Copy out the material below in full, but not its images.

[Records to use start]

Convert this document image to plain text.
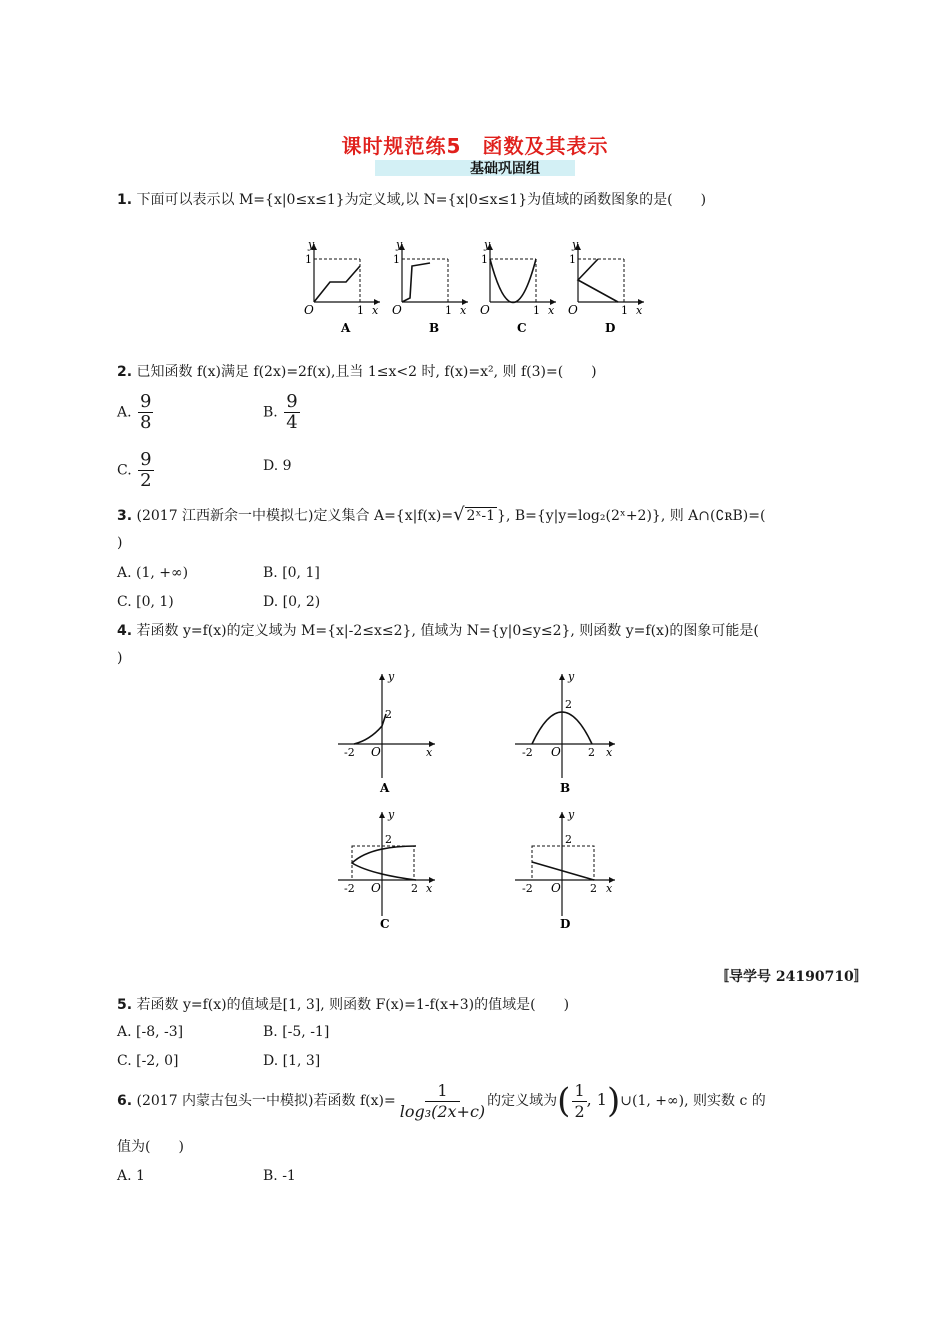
课时规范练5　函数及其表示
基础巩固组
1. 下面可以表示以 M={x|0≤x≤1}为定义域,以 N={x|0≤x≤1}为值域的函数图象的是(　　)
y
1
O	1 x
A
y
1
O	1 x
B
y
1
O	1 x
C
y
1
O	1 x
D
2. 已知函数 f(x)满足 f(2x)=2f(x),且当 1≤x<2 时, f(x)=x², 则 f(3)=(　　)
A. $\frac{9}{8}$	B. $\frac{9}{4}$
C. $\frac{9}{2}$	D. 9
3. (2017 江西新余一中模拟七)定义集合 A={x|f(x)=√ 2ˣ-1 }, B={y|y=log₂(2ˣ+2)}, 则 A∩(∁ʀB)=(
)
A. (1, +∞)	B. [0, 1]
C. [0, 1)	D. [0, 2)
4. 若函数 y=f(x)的定义域为 M={x|-2≤x≤2}, 值域为 N={y|0≤y≤2}, 则函数 y=f(x)的图象可能是(
)
y
2
-2 O	x
A
y
2
-2 O 2 x
B
y
2
-2 O	2 x
C
y
2
-2 O	2 x
D
〚导学号 24190710〛
5. 若函数 y=f(x)的值域是[1, 3], 则函数 F(x)=1-f(x+3)的值域是(　　)
A. [-8, -3]	B. [-5, -1]
C. [-2, 0]	D. [1, 3]
6. (2017 内蒙古包头一中模拟)若函数 $f(x)= \frac{1}{\text{log₃(2x+c)}}$ 的定义域为( $\frac{1}{2}$ , 1)∪(1, +∞), 则实数 c 的
值为(　　)
A. 1	B. -1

[Records to use end]

Response for this exercise
Convert this document image to plain text.
课时规范练5　函数及其表示
基础巩固组
1. 下面可以表示以 M={x|0≤x≤1}为定义域,以 N={x|0≤x≤1}为值域的函数图象的是(　　)
y
1
O	1 x
A
y
1
O	1 x
B
y
1
O	1 x
C
y
1
O	1 x
D
2. 已知函数 f(x)满足 f(2x)=2f(x),且当 1≤x<2 时, f(x)=x², 则 f(3)=(　　)
A. $\frac{9}{8}$	B. $\frac{9}{4}$
C. $\frac{9}{2}$	D. 9
3. (2017 江西新余一中模拟七)定义集合 A={x|f(x)=√ 2ˣ-1 }, B={y|y=log₂(2ˣ+2)}, 则 A∩(∁ʀB)=(
)
A. (1, +∞)	B. [0, 1]
C. [0, 1)	D. [0, 2)
4. 若函数 y=f(x)的定义域为 M={x|-2≤x≤2}, 值域为 N={y|0≤y≤2}, 则函数 y=f(x)的图象可能是(
)
y
2
-2 O	x
A
y
2
-2 O 2 x
B
y
2
-2 O	2 x
C
y
2
-2 O	2 x
D
〚导学号 24190710〛
5. 若函数 y=f(x)的值域是[1, 3], 则函数 F(x)=1-f(x+3)的值域是(　　)
A. [-8, -3]	B. [-5, -1]
C. [-2, 0]	D. [1, 3]
6. (2017 内蒙古包头一中模拟)若函数 $f(x)= \frac{1}{\text{log₃(2x+c)}}$ 的定义域为( $\frac{1}{2}$ , 1)∪(1, +∞), 则实数 c 的
值为(　　)
A. 1	B. -1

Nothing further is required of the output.